**Supplied passage**

-- begin --

Regime: The dominant, stable configuration of a sociotechnical system

Niche: Protected space where alternative configurations can develop

Landscape: Broader contextual factors that influence but are largely outside the control of regime actors

Lock-in: Condition where systems resist change due to accumulated advantages and interdependencies

Catalyst: Event or condition that triggers or accelerates transition dynamics

Stewardship: The practice of guiding transitions intentionally toward beneficial outcomes

3. Citation Practices

Exodological scholarship should:

1. Cite Foundational Works: Reference the theoretical foundations on which analysis builds

2. Ground in Cases: Support claims with evidence from documented transition cases

3. Acknowledge Debates: Represent contending perspectives fairly

4. Credit Appropriately: Recognize intellectual debts, including to non-academic sources

5. Follow Standard Formats: Use consistent citation formatting (APA, Chicago, or publication standard)

When referencing Exodological frameworks, cite both the original sources and the Exodological synthesis.

-- end --

**The tasks**
1) Please answer these questions about the passage on Exodological terms and citation:
(a) Which term names a protected space where alternative configurations can develop?
(b) Which citation formats are given as examples of consistent formatting?
(c) When referencing Exodological frameworks, what should be cited?
2) Extend the passage on Exodological terms and citation, starting right after its final sentence.

**Records shown**
-- begin --

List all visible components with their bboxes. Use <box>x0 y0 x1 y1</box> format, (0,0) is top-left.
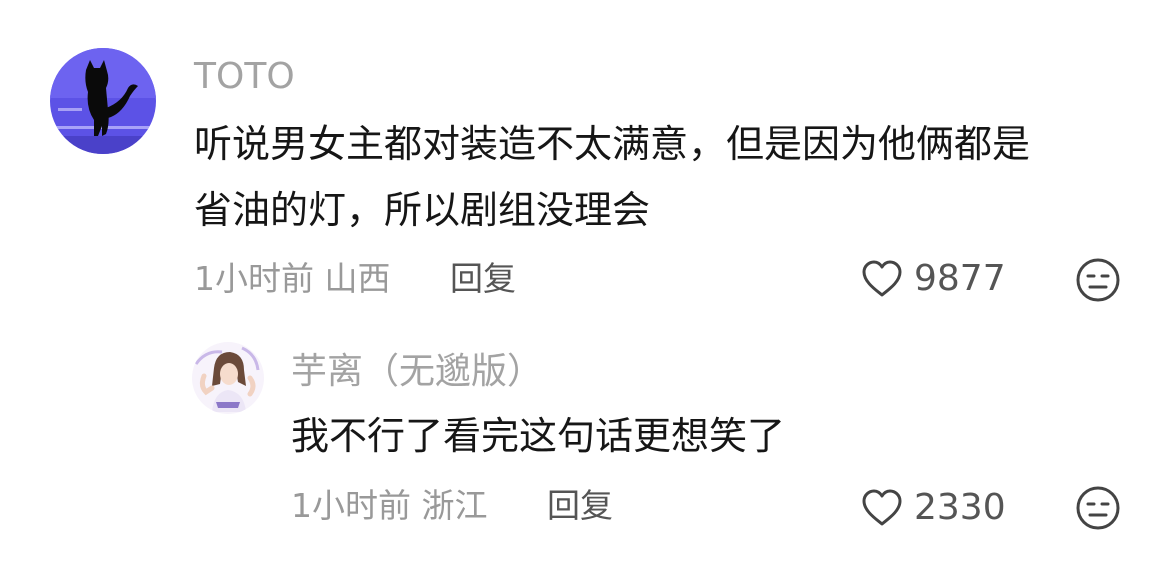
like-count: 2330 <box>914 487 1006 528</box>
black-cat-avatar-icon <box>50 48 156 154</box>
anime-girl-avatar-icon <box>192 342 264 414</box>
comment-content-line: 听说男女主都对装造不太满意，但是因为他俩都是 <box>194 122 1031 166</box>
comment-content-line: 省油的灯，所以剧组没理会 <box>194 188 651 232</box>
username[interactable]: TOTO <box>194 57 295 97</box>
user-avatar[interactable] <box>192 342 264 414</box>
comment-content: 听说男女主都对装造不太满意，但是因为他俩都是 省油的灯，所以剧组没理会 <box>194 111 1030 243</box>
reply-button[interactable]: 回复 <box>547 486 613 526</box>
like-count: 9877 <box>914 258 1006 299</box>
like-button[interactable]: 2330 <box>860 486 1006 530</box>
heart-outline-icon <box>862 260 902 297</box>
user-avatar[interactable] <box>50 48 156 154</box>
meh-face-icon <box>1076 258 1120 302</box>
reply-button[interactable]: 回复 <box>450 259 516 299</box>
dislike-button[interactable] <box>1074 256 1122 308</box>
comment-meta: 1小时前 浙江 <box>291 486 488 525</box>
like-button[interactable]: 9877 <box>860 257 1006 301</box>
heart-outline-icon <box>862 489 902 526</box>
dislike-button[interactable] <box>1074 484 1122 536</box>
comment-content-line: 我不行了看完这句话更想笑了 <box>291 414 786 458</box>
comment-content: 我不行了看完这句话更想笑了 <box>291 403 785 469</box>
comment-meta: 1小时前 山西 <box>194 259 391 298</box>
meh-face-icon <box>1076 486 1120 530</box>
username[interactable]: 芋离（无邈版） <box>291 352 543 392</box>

-- end --

**Results of the exercise**
1)
(a) Niche
(b) APA, Chicago, or publication standard
(c) Both the original sources and the Exodological synthesis

2)
4. Case Study Writing

Case studies are central to Exodological scholarship. They should include:

1. Context: Historical background, initial system configuration, key pressures

2. Stakeholder Analysis: Identification of relevant actors and their interests

3. Exodological Analysis: Application of disciplinary frameworks (transition type, phase, mechanisms)

4. Implementation Narrative: Chronological account of how the transition unfolded

5. Outcomes Assessment: Evaluation against multiple criteria (effectiveness, equity, sustainability)

6. Lessons and Implications: Generalizable insights and limitations of generalization

Case studies should be explicit about data sources, analytical methods, and interpretive choices.

5. Formatting Standards

Headings: Use hierarchical headings to structure content clearly

Figures and Tables: Include visual representations of system dynamics, timelines, and stakeholder maps where helpful

Length: Vary by purpose—brief for teaching cases, comprehensive for research case studies

Abstract: Include structured abstract for longer works (context, methods, findings, implications)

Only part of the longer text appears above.